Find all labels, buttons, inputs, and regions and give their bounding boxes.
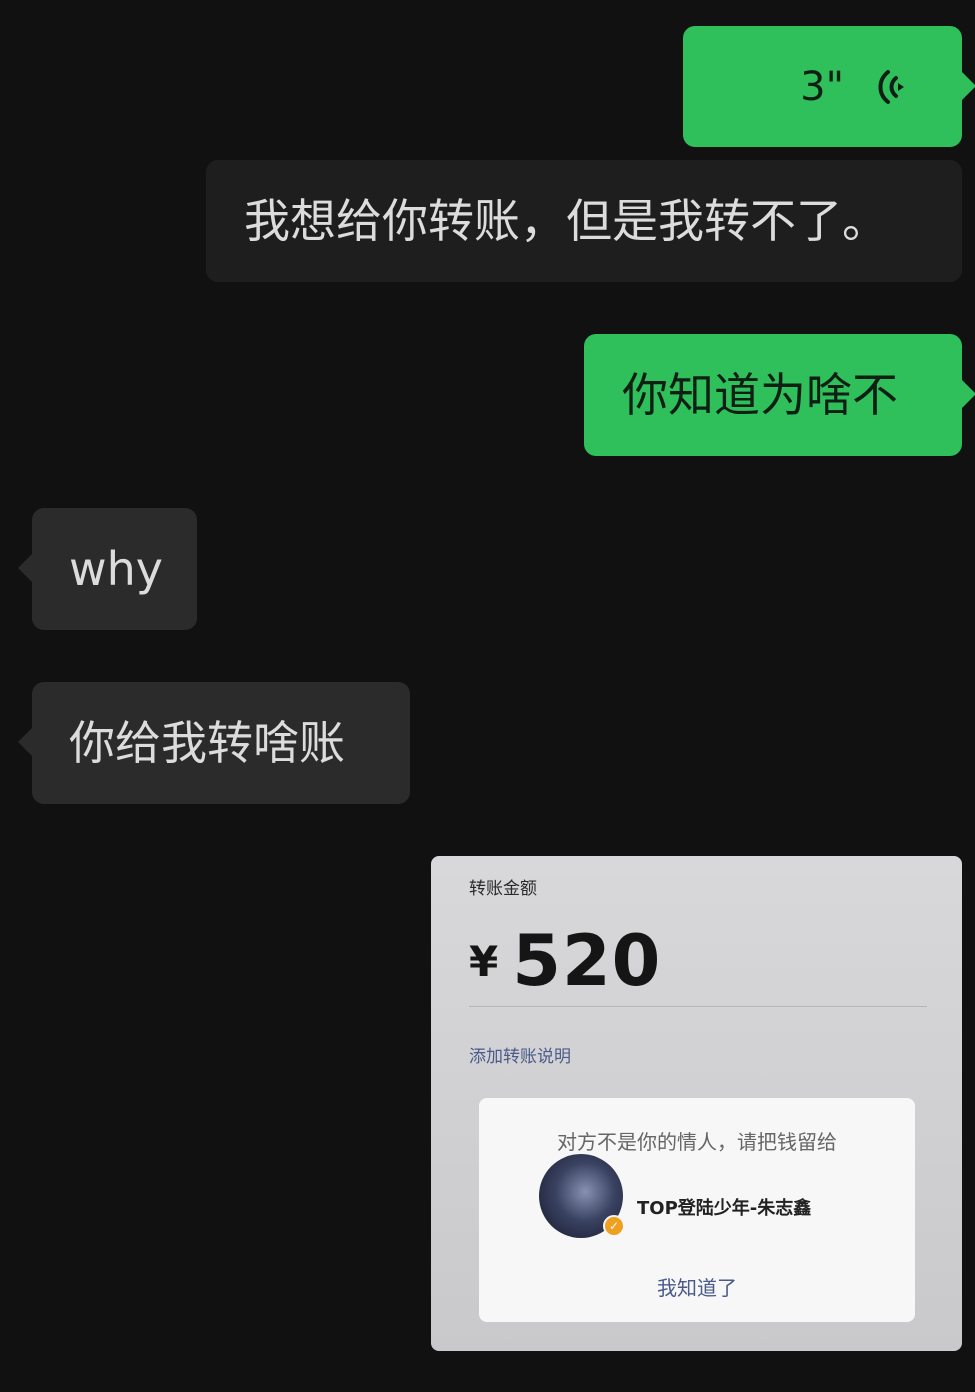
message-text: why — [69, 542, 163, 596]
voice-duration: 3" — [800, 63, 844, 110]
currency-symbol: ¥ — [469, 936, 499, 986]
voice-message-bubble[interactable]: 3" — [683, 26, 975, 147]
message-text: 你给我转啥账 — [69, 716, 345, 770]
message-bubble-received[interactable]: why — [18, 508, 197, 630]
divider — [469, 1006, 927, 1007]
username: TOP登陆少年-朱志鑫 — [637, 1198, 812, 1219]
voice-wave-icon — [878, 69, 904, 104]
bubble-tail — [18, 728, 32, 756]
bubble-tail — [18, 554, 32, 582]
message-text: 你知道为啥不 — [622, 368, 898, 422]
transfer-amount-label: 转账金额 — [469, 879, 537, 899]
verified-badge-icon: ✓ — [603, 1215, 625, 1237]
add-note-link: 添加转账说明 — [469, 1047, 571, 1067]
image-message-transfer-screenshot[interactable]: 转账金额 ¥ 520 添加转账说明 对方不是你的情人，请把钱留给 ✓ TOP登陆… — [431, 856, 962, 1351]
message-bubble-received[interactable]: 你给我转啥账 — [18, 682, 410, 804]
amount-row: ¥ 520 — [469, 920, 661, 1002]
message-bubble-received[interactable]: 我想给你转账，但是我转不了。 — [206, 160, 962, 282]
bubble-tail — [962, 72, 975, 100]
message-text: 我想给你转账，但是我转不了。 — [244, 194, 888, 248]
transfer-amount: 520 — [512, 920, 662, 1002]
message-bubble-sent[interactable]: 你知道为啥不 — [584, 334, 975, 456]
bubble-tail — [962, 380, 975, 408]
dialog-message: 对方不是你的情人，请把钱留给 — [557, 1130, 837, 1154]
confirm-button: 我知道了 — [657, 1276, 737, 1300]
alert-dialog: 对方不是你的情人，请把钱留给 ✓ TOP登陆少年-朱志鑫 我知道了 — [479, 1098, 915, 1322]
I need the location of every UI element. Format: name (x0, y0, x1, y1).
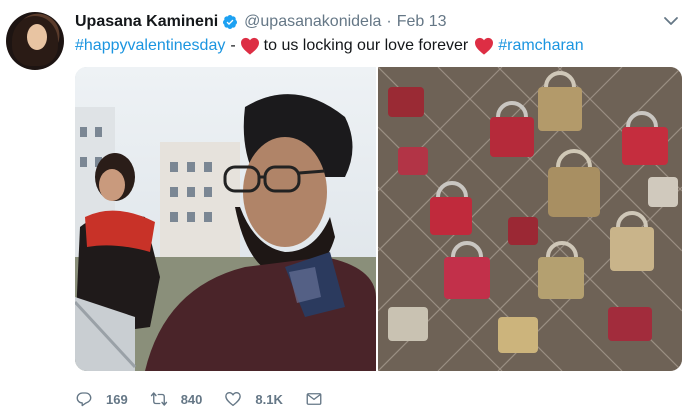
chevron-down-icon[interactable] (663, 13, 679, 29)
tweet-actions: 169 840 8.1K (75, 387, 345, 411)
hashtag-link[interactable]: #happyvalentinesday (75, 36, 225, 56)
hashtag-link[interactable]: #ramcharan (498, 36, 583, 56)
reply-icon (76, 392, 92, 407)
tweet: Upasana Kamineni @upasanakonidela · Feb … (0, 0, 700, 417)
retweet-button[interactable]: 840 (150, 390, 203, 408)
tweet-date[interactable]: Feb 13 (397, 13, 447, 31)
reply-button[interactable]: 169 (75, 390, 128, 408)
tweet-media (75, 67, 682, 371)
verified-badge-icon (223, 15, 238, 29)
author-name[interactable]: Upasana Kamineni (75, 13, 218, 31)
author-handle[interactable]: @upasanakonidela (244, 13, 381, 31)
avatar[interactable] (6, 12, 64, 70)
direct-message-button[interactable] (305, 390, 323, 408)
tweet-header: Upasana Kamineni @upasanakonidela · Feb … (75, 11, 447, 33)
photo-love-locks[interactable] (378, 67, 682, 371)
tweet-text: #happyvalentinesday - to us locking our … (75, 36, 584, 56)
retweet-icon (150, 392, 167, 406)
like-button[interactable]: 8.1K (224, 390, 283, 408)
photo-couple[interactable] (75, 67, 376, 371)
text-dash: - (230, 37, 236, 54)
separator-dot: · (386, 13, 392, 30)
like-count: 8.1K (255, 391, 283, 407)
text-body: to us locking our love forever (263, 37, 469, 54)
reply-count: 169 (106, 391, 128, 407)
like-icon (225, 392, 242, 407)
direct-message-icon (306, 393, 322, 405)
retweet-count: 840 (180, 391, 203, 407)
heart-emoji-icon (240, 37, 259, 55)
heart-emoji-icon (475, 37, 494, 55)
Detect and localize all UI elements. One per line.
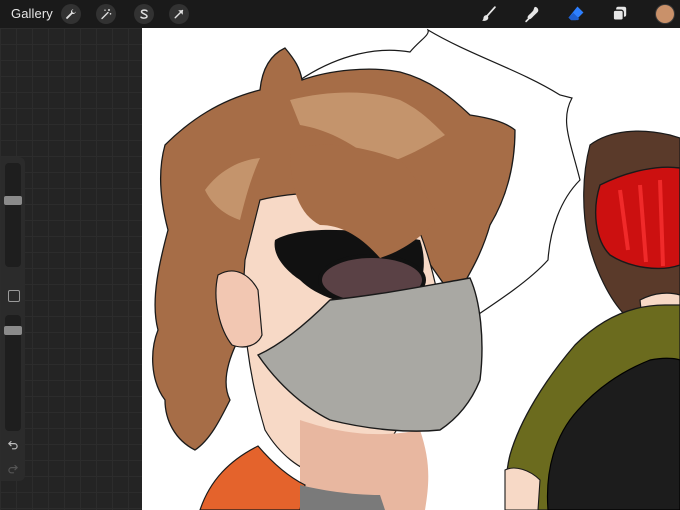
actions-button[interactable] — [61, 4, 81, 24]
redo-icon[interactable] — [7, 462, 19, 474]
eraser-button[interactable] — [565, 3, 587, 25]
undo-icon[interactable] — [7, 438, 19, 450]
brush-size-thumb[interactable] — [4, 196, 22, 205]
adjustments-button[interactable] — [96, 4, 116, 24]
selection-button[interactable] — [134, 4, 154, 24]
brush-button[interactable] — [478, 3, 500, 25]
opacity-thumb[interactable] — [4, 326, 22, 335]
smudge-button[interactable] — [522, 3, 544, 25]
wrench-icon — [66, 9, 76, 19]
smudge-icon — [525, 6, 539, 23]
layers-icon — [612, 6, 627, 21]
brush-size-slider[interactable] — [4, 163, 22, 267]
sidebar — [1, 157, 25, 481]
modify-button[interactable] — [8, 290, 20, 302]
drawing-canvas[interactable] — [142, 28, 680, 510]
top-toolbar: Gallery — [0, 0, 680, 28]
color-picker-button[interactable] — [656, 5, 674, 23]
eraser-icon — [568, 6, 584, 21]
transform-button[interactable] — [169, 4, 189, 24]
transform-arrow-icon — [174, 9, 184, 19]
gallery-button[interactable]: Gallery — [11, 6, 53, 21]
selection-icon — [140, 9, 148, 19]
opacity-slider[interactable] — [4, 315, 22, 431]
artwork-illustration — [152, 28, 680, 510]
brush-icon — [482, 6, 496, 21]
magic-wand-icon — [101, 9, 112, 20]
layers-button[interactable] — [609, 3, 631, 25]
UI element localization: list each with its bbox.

★ ★ ★

What this task involves:
Copy the rows verbatim, starting at the line that contains "message-text: why — [69, 542, 163, 596]" and ending after the line that contains "image-message-transfer-screenshot[interactable]: 转账金额 ¥".

Task answer:
message-text: why — [69, 542, 163, 596]
voice-duration: 3" — [800, 63, 844, 110]
currency-symbol: ¥ — [469, 936, 499, 986]
voice-message-bubble[interactable]: 3" — [683, 26, 975, 147]
message-text: 你给我转啥账 — [69, 716, 345, 770]
message-bubble-received[interactable]: why — [18, 508, 197, 630]
divider — [469, 1006, 927, 1007]
username: TOP登陆少年-朱志鑫 — [637, 1198, 812, 1219]
voice-wave-icon — [878, 69, 904, 104]
bubble-tail — [18, 728, 32, 756]
bubble-tail — [18, 554, 32, 582]
message-text: 你知道为啥不 — [622, 368, 898, 422]
transfer-amount-label: 转账金额 — [469, 879, 537, 899]
verified-badge-icon: ✓ — [603, 1215, 625, 1237]
add-note-link: 添加转账说明 — [469, 1047, 571, 1067]
image-message-transfer-screenshot[interactable]: 转账金额 ¥ 520 添加转账说明 对方不是你的情人，请把钱留给 ✓ TOP登陆… — [431, 856, 962, 1351]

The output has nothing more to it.